## [PROMPT]
Return a copy of every line in the records that includes the word "Joseph".

## [EXERCISE MATERIALS]
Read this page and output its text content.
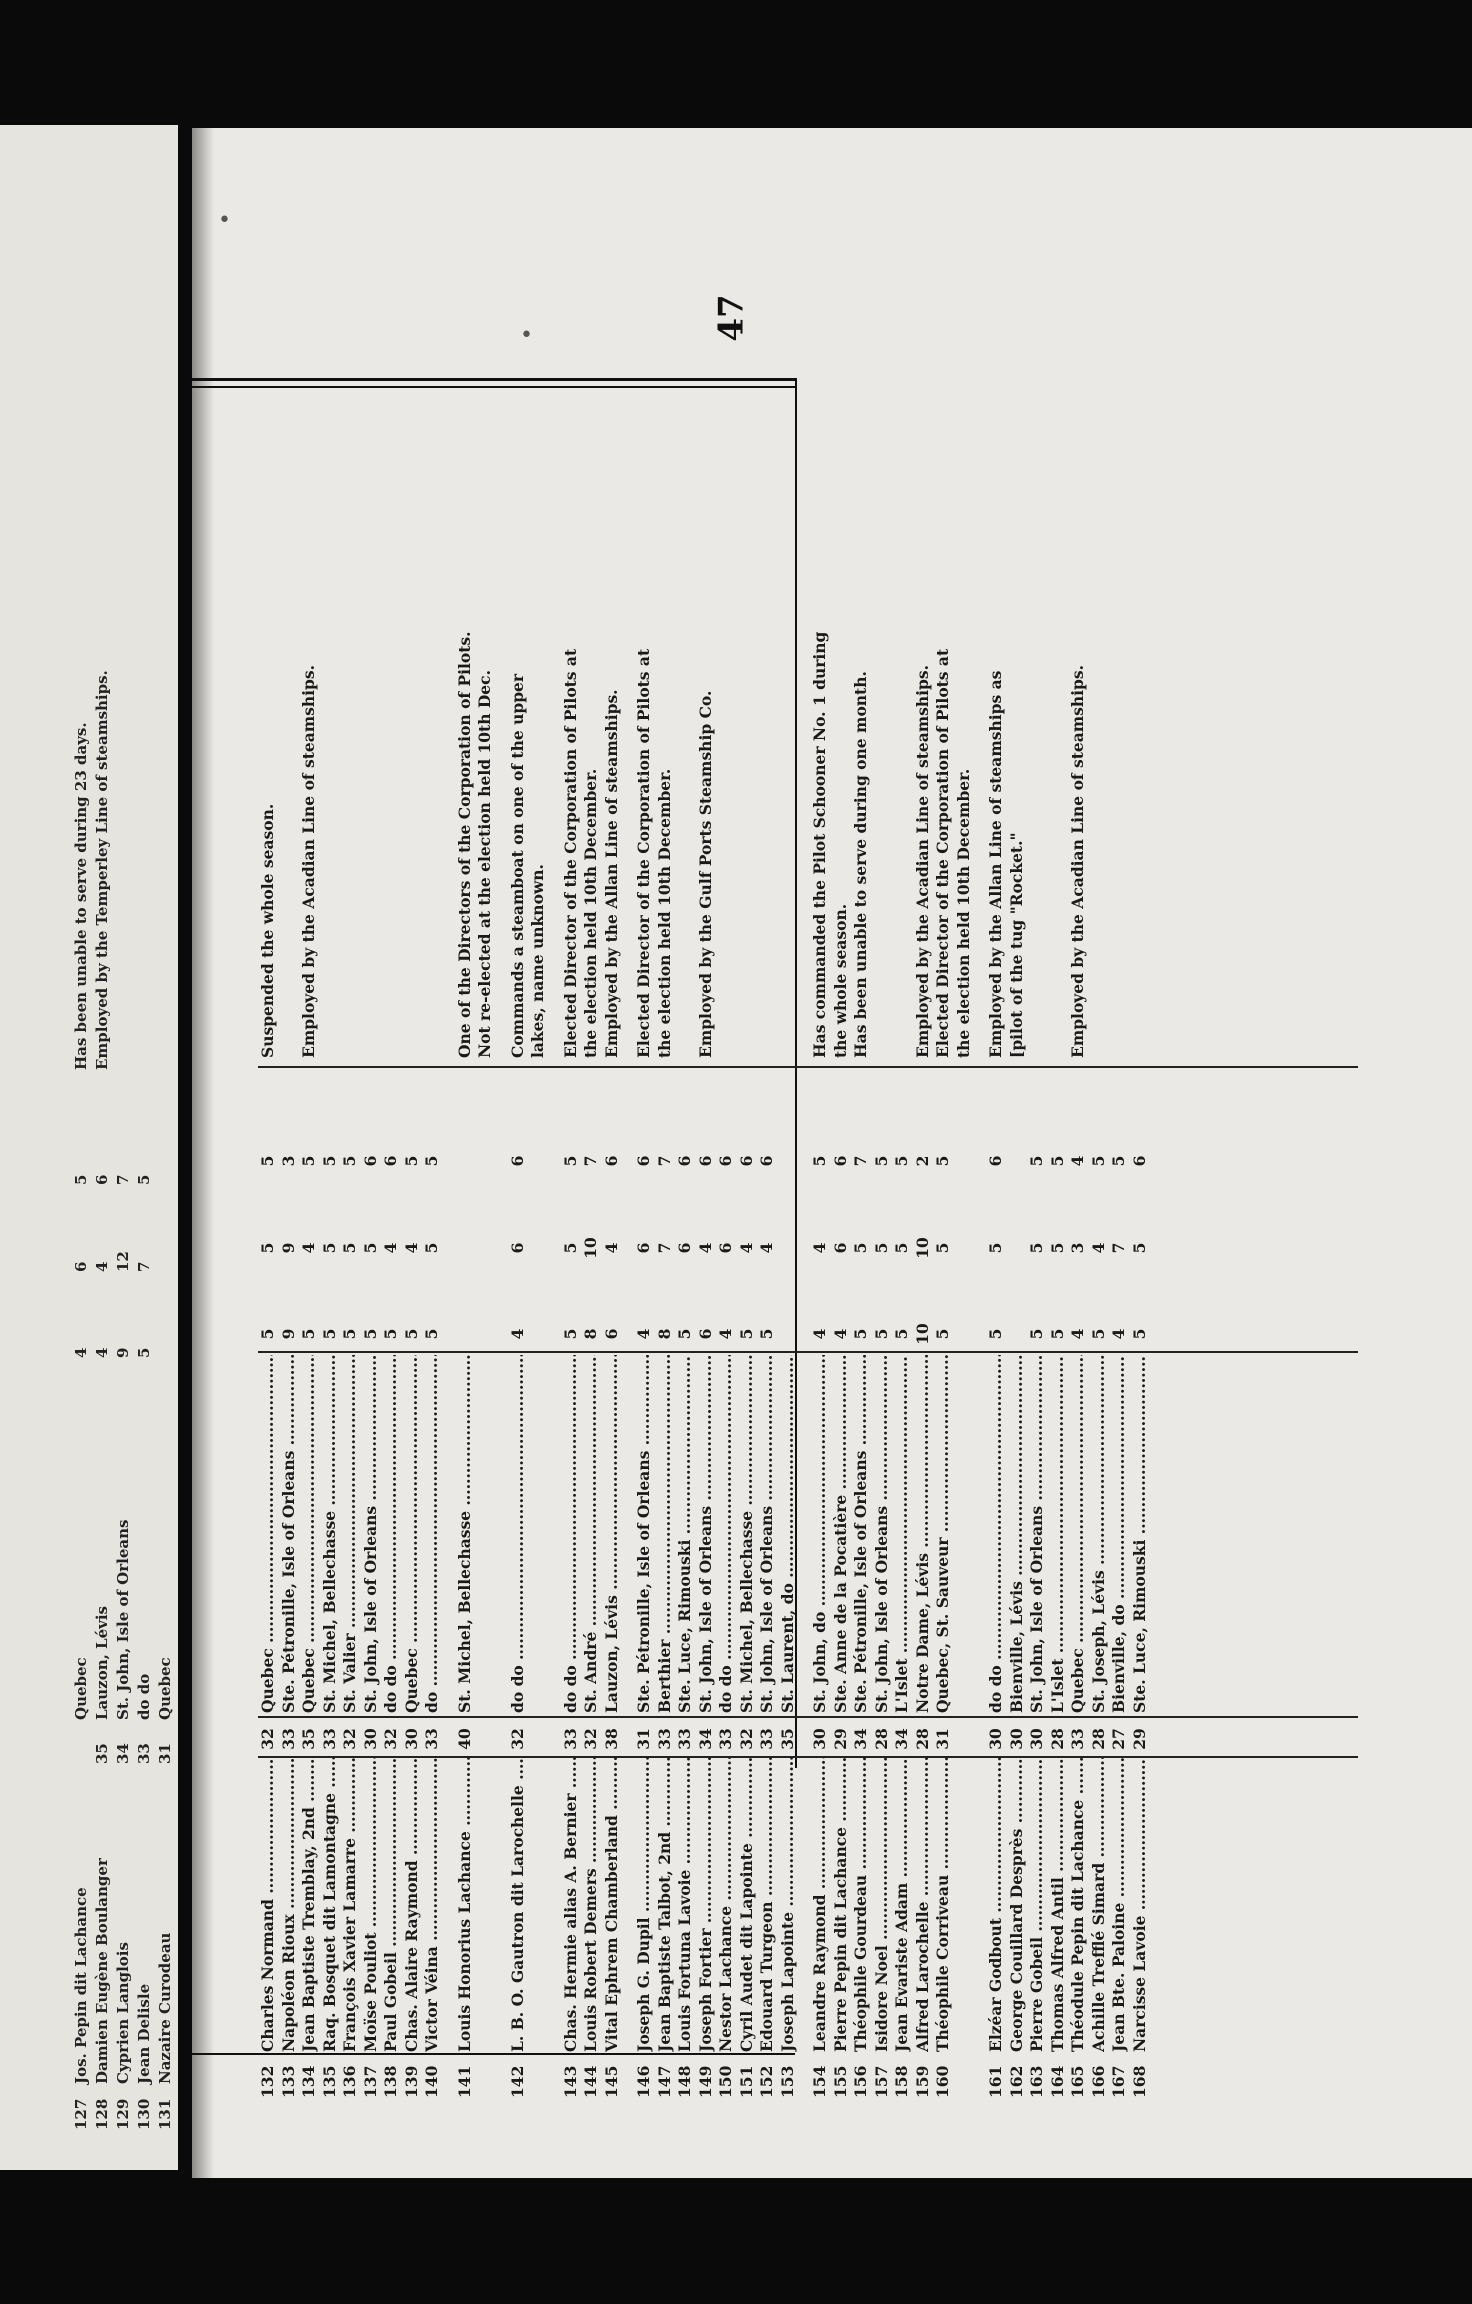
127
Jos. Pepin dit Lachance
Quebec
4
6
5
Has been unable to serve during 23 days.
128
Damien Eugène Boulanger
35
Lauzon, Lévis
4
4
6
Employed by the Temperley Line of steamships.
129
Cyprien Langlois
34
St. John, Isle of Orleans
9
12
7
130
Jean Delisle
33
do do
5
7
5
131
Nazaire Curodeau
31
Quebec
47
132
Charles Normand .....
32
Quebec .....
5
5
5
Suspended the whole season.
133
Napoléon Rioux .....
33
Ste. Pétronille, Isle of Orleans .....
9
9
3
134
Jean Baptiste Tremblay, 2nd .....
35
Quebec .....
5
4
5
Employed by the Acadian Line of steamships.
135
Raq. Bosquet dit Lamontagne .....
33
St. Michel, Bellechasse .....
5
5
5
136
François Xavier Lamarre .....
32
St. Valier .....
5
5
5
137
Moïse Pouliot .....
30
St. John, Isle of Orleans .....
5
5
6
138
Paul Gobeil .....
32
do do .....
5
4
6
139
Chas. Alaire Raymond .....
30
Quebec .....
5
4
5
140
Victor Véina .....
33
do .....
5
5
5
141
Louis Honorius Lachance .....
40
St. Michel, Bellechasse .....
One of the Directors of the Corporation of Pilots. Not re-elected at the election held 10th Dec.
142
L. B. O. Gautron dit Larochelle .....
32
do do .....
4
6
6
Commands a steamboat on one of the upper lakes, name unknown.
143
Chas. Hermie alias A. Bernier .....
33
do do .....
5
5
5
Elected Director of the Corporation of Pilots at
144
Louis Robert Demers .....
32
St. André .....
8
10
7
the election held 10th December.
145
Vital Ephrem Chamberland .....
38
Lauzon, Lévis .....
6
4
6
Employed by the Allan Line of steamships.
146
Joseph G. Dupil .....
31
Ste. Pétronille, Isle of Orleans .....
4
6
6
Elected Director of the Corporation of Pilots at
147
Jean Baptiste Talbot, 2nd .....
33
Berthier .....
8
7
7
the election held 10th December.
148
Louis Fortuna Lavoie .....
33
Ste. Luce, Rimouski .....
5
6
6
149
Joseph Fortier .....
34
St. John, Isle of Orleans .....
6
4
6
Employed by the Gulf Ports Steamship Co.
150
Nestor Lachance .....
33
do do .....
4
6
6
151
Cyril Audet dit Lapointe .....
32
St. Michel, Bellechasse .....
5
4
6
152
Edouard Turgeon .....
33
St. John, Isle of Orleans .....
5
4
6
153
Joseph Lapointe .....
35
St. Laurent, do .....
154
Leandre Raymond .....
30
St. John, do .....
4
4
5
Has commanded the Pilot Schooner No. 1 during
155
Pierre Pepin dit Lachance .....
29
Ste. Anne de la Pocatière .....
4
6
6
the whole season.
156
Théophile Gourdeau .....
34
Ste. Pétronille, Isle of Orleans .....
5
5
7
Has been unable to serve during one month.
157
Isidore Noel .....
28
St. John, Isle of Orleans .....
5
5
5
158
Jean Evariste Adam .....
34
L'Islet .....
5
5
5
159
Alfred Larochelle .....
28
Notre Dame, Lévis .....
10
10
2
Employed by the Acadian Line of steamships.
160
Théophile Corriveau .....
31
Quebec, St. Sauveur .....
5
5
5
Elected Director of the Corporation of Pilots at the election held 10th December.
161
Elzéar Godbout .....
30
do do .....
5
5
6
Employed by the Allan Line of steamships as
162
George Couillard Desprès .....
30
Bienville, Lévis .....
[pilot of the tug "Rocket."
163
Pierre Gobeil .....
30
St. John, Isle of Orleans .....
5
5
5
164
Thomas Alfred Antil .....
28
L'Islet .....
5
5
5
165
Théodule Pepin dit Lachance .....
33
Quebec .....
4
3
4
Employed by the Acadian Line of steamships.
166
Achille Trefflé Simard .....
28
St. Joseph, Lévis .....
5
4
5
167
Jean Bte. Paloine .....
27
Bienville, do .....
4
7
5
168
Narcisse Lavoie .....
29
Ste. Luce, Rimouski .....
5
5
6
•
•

---

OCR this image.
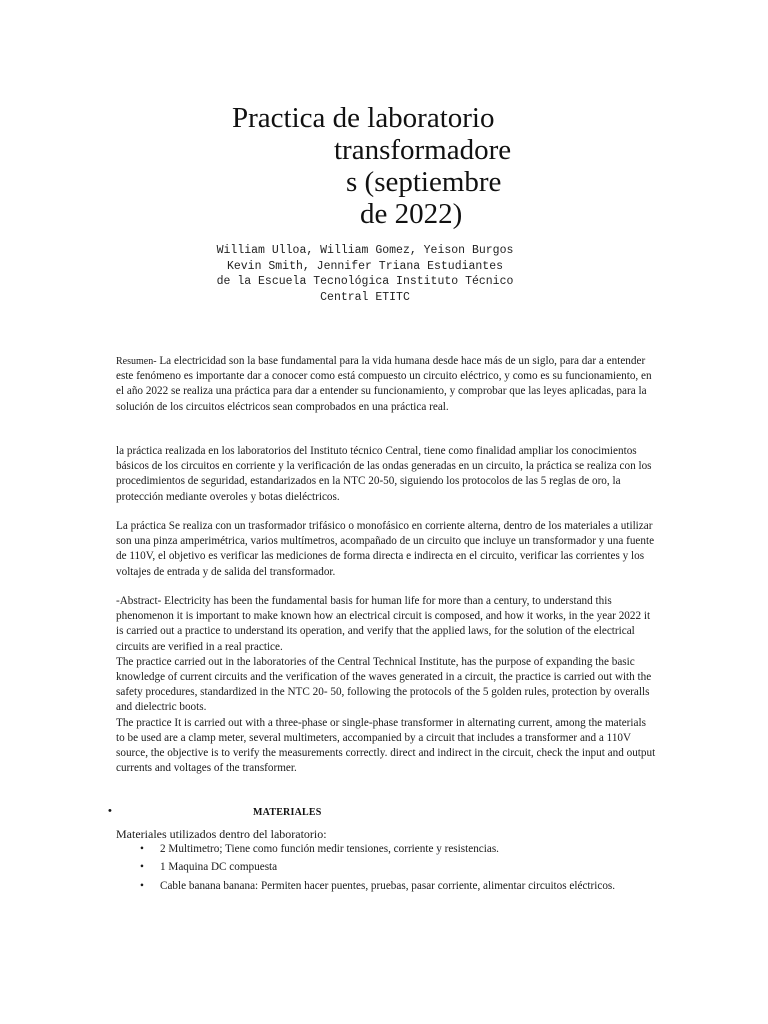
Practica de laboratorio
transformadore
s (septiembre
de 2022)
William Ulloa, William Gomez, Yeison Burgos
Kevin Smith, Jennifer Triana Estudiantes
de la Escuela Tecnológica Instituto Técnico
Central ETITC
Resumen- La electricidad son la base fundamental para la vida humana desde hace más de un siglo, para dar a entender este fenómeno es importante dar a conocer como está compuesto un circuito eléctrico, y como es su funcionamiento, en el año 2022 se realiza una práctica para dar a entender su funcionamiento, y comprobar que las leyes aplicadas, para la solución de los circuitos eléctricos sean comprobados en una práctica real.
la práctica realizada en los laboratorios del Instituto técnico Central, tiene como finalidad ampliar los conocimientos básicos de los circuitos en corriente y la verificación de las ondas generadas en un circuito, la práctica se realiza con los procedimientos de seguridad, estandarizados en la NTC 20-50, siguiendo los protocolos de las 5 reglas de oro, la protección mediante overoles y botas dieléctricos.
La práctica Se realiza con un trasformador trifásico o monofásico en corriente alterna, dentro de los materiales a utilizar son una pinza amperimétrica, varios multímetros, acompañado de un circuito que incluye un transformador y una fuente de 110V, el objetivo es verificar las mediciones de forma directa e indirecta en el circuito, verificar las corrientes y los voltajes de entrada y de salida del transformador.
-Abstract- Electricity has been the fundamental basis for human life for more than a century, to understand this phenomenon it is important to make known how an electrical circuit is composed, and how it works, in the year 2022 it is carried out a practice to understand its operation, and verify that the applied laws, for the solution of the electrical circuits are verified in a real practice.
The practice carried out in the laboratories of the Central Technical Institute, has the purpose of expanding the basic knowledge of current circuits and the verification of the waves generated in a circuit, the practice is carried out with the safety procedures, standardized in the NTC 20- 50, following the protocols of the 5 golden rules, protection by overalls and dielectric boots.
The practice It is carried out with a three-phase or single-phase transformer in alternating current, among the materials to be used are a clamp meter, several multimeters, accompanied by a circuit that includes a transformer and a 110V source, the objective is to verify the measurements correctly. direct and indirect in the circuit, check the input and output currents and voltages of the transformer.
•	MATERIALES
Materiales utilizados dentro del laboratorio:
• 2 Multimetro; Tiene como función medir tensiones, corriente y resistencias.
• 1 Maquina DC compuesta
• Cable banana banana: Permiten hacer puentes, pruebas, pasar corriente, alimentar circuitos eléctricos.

## [TASK RESPONSE]
Joseph G. Dupil .....
Joseph Fortier .....
Joseph Lapointe .....
St. Joseph, Lévis .....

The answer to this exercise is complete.